Scan the records for the string "Meliora"; copy each line where it occurs.
** start of EXERCISE MATERIALS **
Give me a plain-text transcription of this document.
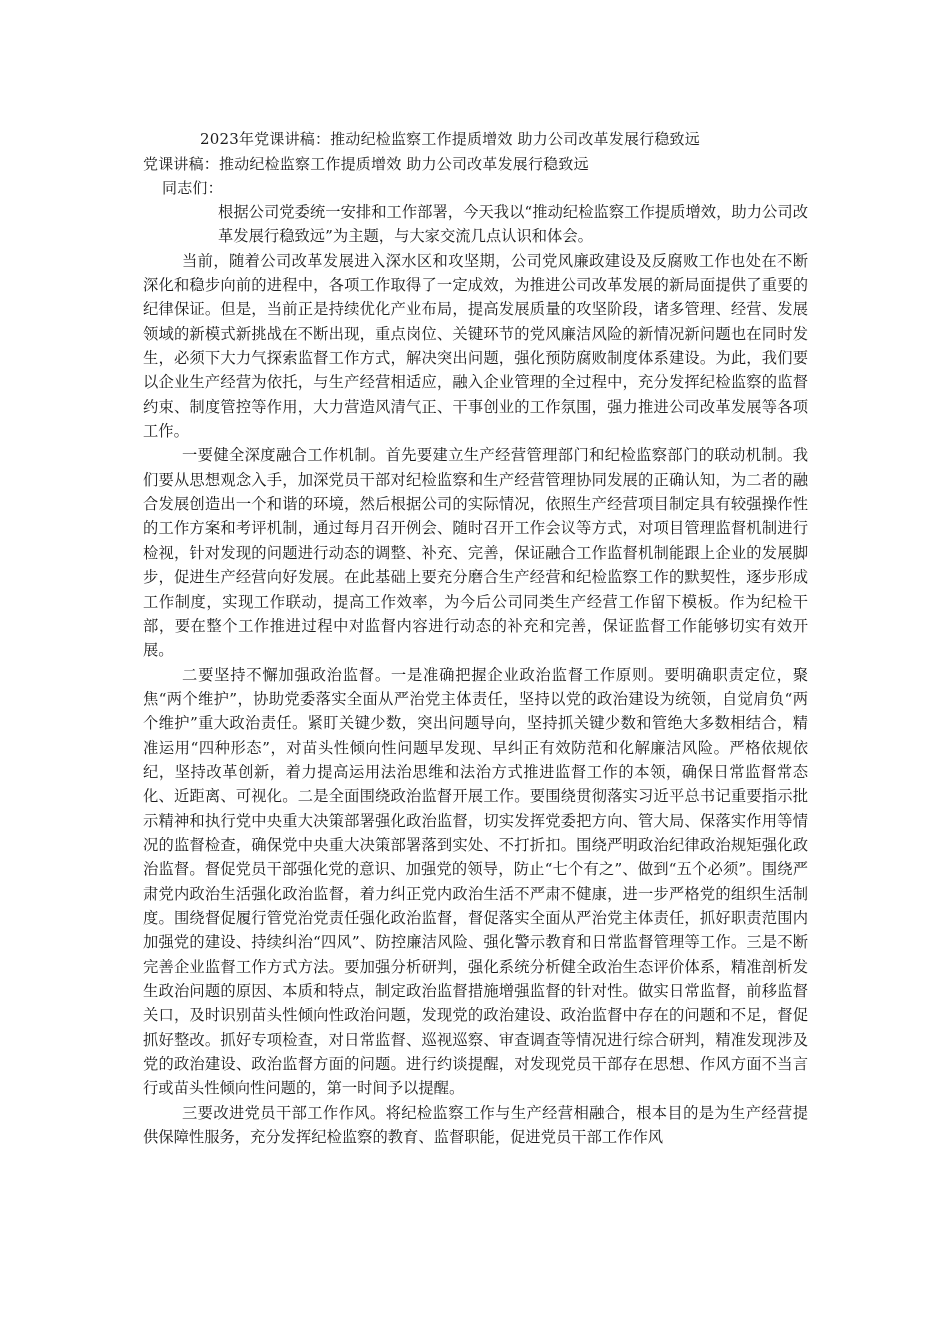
2023年党课讲稿：推动纪检监察工作提质增效 助力公司改革发展行稳致远
党课讲稿：推动纪检监察工作提质增效 助力公司改革发展行稳致远
同志们：

根据公司党委统一安排和工作部署，今天我以“推动纪检监察工作提质增效，助力公司改革发展行稳致远”为主题，与大家交流几点认识和体会。

当前，随着公司改革发展进入深水区和攻坚期，公司党风廉政建设及反腐败工作也处在不断深化和稳步向前的进程中，各项工作取得了一定成效，为推进公司改革发展的新局面提供了重要的纪律保证。但是，当前正是持续优化产业布局，提高发展质量的攻坚阶段，诸多管理、经营、发展领域的新模式新挑战在不断出现，重点岗位、关键环节的党风廉洁风险的新情况新问题也在同时发生，必须下大力气探索监督工作方式，解决突出问题，强化预防腐败制度体系建设。为此，我们要以企业生产经营为依托，与生产经营相适应，融入企业管理的全过程中，充分发挥纪检监察的监督约束、制度管控等作用，大力营造风清气正、干事创业的工作氛围，强力推进公司改革发展等各项工作。

一要健全深度融合工作机制。首先要建立生产经营管理部门和纪检监察部门的联动机制。我们要从思想观念入手，加深党员干部对纪检监察和生产经营管理协同发展的正确认知，为二者的融合发展创造出一个和谐的环境，然后根据公司的实际情况，依照生产经营项目制定具有较强操作性的工作方案和考评机制，通过每月召开例会、随时召开工作会议等方式，对项目管理监督机制进行检视，针对发现的问题进行动态的调整、补充、完善，保证融合工作监督机制能跟上企业的发展脚步，促进生产经营向好发展。在此基础上要充分磨合生产经营和纪检监察工作的默契性，逐步形成工作制度，实现工作联动，提高工作效率，为今后公司同类生产经营工作留下模板。作为纪检干部，要在整个工作推进过程中对监督内容进行动态的补充和完善，保证监督工作能够切实有效开展。

二要坚持不懈加强政治监督。一是准确把握企业政治监督工作原则。要明确职责定位，聚焦“两个维护”，协助党委落实全面从严治党主体责任，坚持以党的政治建设为统领，自觉肩负“两个维护”重大政治责任。紧盯关键少数，突出问题导向，坚持抓关键少数和管绝大多数相结合，精准运用“四种形态”，对苗头性倾向性问题早发现、早纠正有效防范和化解廉洁风险。严格依规依纪，坚持改革创新，着力提高运用法治思维和法治方式推进监督工作的本领，确保日常监督常态化、近距离、可视化。二是全面围绕政治监督开展工作。要围绕贯彻落实习近平总书记重要指示批示精神和执行党中央重大决策部署强化政治监督，切实发挥党委把方向、管大局、保落实作用等情况的监督检查，确保党中央重大决策部署落到实处、不打折扣。围绕严明政治纪律政治规矩强化政治监督。督促党员干部强化党的意识、加强党的领导，防止“七个有之”、做到“五个必须”。围绕严肃党内政治生活强化政治监督，着力纠正党内政治生活不严肃不健康，进一步严格党的组织生活制度。围绕督促履行管党治党责任强化政治监督，督促落实全面从严治党主体责任，抓好职责范围内加强党的建设、持续纠治“四风”、防控廉洁风险、强化警示教育和日常监督管理等工作。三是不断完善企业监督工作方式方法。要加强分析研判，强化系统分析健全政治生态评价体系，精准剖析发生政治问题的原因、本质和特点，制定政治监督措施增强监督的针对性。做实日常监督，前移监督关口，及时识别苗头性倾向性政治问题，发现党的政治建设、政治监督中存在的问题和不足，督促抓好整改。抓好专项检查，对日常监督、巡视巡察、审查调查等情况进行综合研判，精准发现涉及党的政治建设、政治监督方面的问题。进行约谈提醒，对发现党员干部存在思想、作风方面不当言行或苗头性倾向性问题的，第一时间予以提醒。

三要改进党员干部工作作风。将纪检监察工作与生产经营相融合，根本目的是为生产经营提供保障性服务，充分发挥纪检监察的教育、监督职能，促进党员干部工作作风
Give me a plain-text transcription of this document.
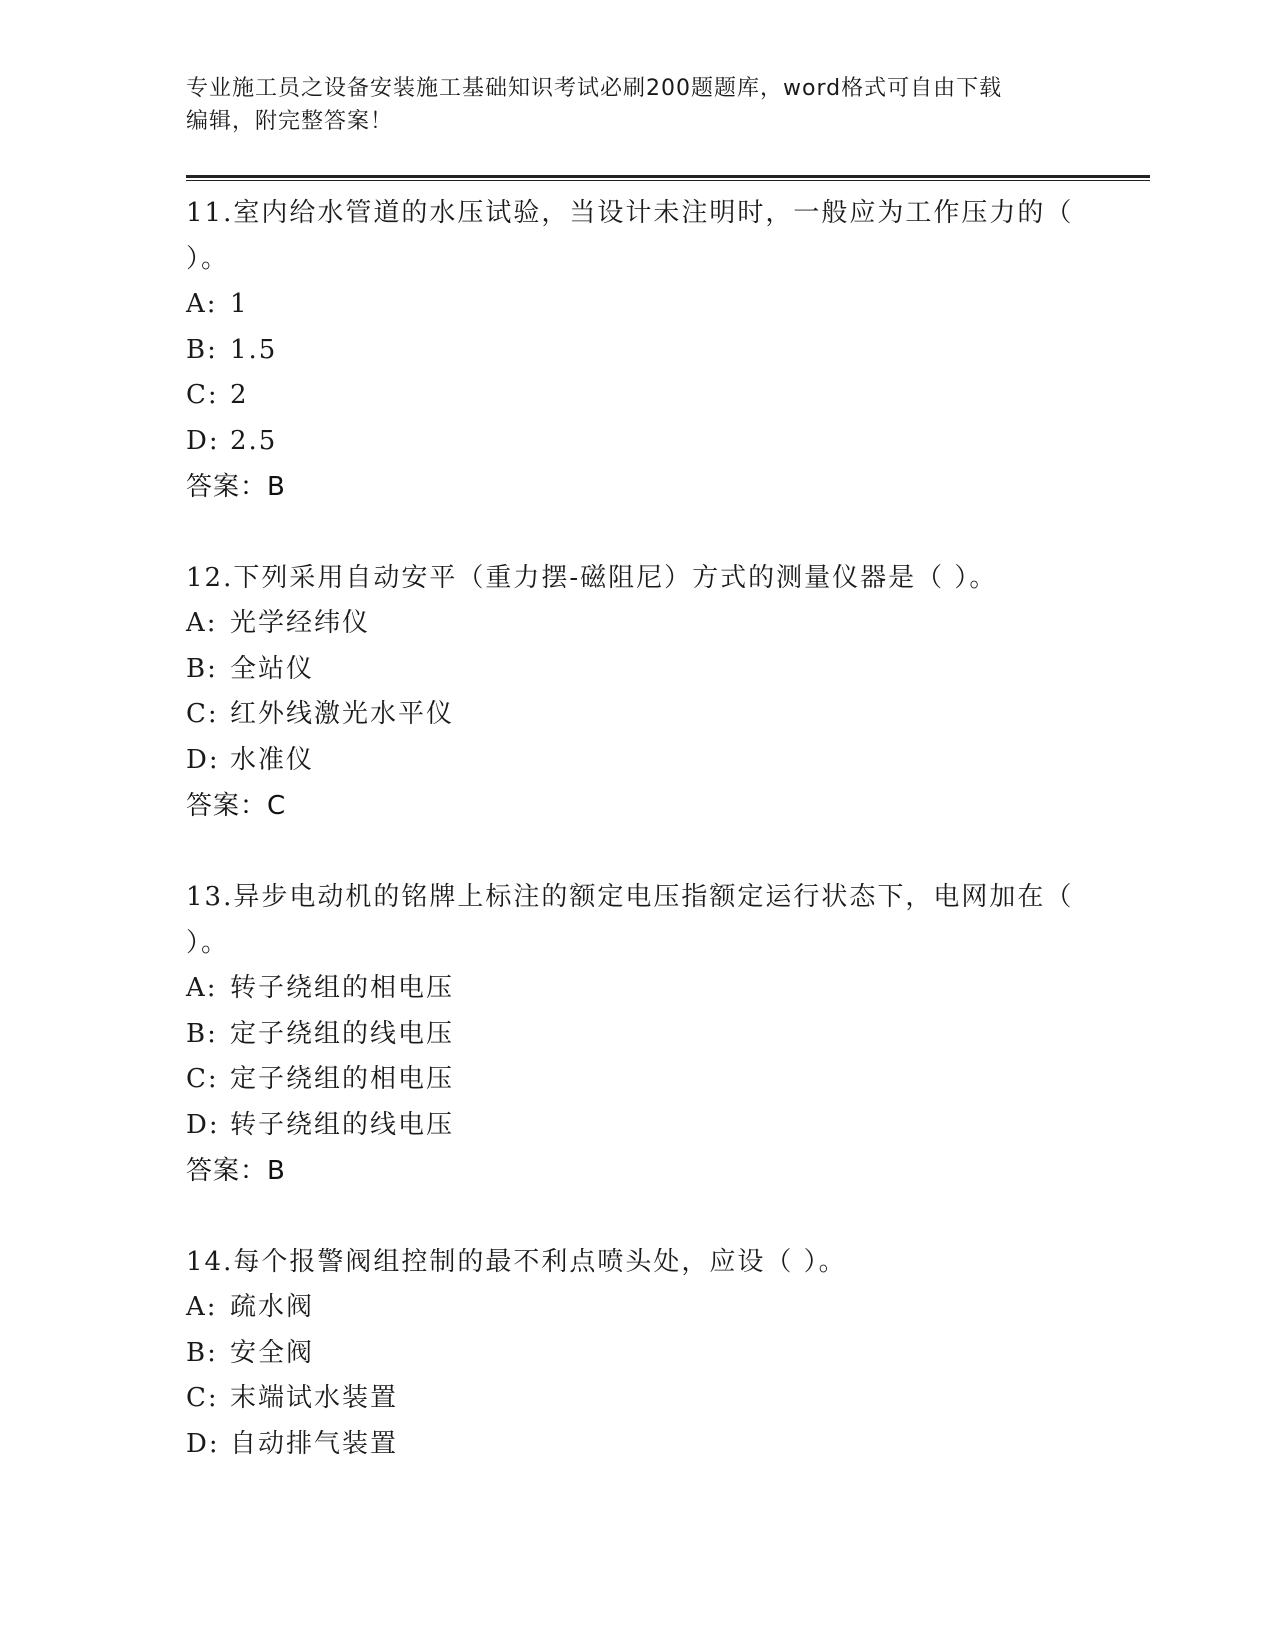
专业施工员之设备安装施工基础知识考试必刷200题题库，word格式可自由下载
编辑，附完整答案！
11.室内给水管道的水压试验，当设计未注明时，一般应为工作压力的（ ）。
A: 1
B: 1.5
C: 2
D: 2.5
答案：B
12.下列采用自动安平（重力摆-磁阻尼）方式的测量仪器是（ ）。
A: 光学经纬仪
B: 全站仪
C: 红外线激光水平仪
D: 水准仪
答案：C
13.异步电动机的铭牌上标注的额定电压指额定运行状态下，电网加在（ ）。
A: 转子绕组的相电压
B: 定子绕组的线电压
C: 定子绕组的相电压
D: 转子绕组的线电压
答案：B
14.每个报警阀组控制的最不利点喷头处，应设（ ）。
A: 疏水阀
B: 安全阀
C: 末端试水装置
D: 自动排气装置
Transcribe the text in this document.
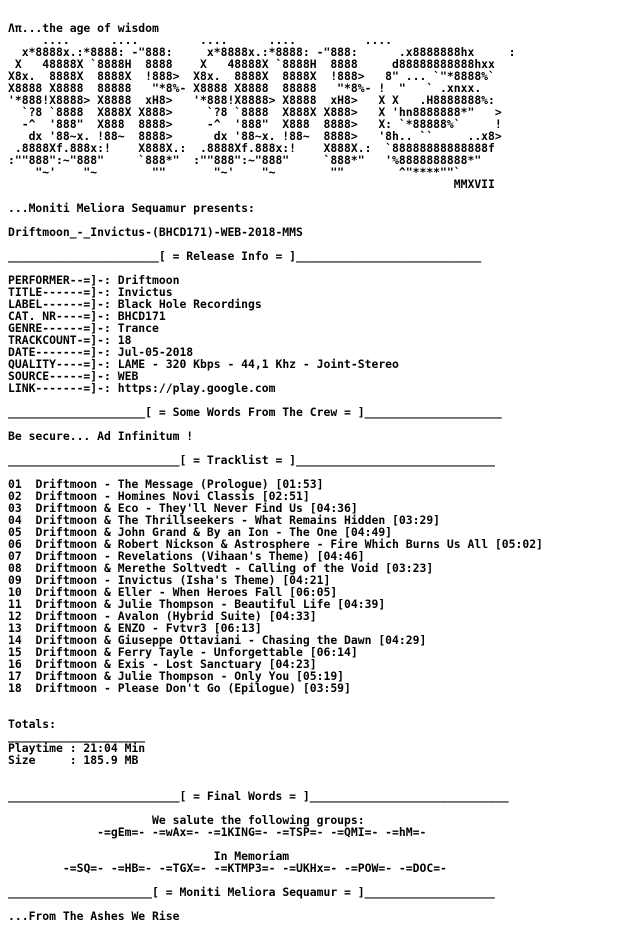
Ʌπ...the age of wisdom
....      ....         ....      ....          ....
x*8888x.:*8888: -"888:     x*8888x.:*8888: -"888:      .x8888888hx     :
X   48888X `8888H  8888    X   48888X `8888H  8888     d88888888888hxx
X8x.  8888X  8888X  !888>  X8x.  8888X  8888X  !888>   8" ... `"*8888%`
X8888 X8888  88888   "*8%- X8888 X8888  88888   "*8%- !  "   ` .xnxx.
'*888!X8888> X8888  xH8>   '*888!X8888> X8888  xH8>   X X   .H8888888%:
`?8 `8888  X888X X888>     `?8 `8888  X888X X888>   X 'hn8888888*"   >
-^  '888"  X888  8888>     -^  '888"  X888  8888>   X: `*88888%`     !
dx '88~x. !88~  8888>      dx '88~x. !88~  8888>   '8h.. ``     ..x8>
.8888Xf.888x:!    X888X.:  .8888Xf.888x:!    X888X.:  `88888888888888f
:""888":~"888"     `888*"  :""888":~"888"     `888*"   '%8888888888*"
"~'    "~        ""       "~'    "~        ""        ^"****""`
MMXVII
...Moniti Meliora Sequamur presents:
Driftmoon_-_Invictus-(BHCD171)-WEB-2018-MMS
______________________[ = Release Info = ]___________________________
PERFORMER--=]-: Driftmoon
TITLE------=]-: Invictus
LABEL------=]-: Black Hole Recordings
CAT. NR----=]-: BHCD171
GENRE------=]-: Trance
TRACKCOUNT-=]-: 18
DATE-------=]-: Jul-05-2018
QUALITY----=]-: LAME - 320 Kbps - 44,1 Khz - Joint-Stereo
SOURCE-----=]-: WEB
LINK-------=]-: https://play.google.com
____________________[ = Some Words From The Crew = ]____________________
Be secure... Ad Infinitum !
_________________________[ = Tracklist = ]_____________________________
01 Driftmoon - The Message (Prologue) [01:53]
02 Driftmoon - Homines Novi Classis [02:51]
03 Driftmoon & Eco - They'll Never Find Us [04:36]
04 Driftmoon & The Thrillseekers - What Remains Hidden [03:29]
05 Driftmoon & John Grand & By an Ion - The One [04:49]
06 Driftmoon & Robert Nickson & Astrosphere - Fire Which Burns Us All [05:02]
07 Driftmoon - Revelations (Vihaan's Theme) [04:46]
08 Driftmoon & Merethe Soltvedt - Calling of the Void [03:23]
09 Driftmoon - Invictus (Isha's Theme) [04:21]
10 Driftmoon & Eller - When Heroes Fall [06:05]
11 Driftmoon & Julie Thompson - Beautiful Life [04:39]
12 Driftmoon - Avalon (Hybrid Suite) [04:33]
13 Driftmoon & ENZO - Fvtvr3 [06:13]
14 Driftmoon & Giuseppe Ottaviani - Chasing the Dawn [04:29]
15 Driftmoon & Ferry Tayle - Unforgettable [06:14]
16 Driftmoon & Exis - Lost Sanctuary [04:23]
17 Driftmoon & Julie Thompson - Only You [05:19]
18 Driftmoon - Please Don't Go (Epilogue) [03:59]
Totals:
____________________
Playtime : 21:04 Min
Size     : 185.9 MB
_________________________[ = Final Words = ]_____________________________
We salute the following groups:
-=gEm=- -=wAx=- -=1KING=- -=TSP=- -=QMI=- -=hM=-
In Memoriam
-=SQ=- -=HB=- -=TGX=- -=KTMP3=- -=UKHx=- -=POW=- -=DOC=-
_____________________[ = Moniti Meliora Sequamur = ]___________________
...From The Ashes We Rise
** end of EXERCISE MATERIALS **
#### [REPLY]
...Moniti Meliora Sequamur presents:
_____________________[ = Moniti Meliora Sequamur = ]___________________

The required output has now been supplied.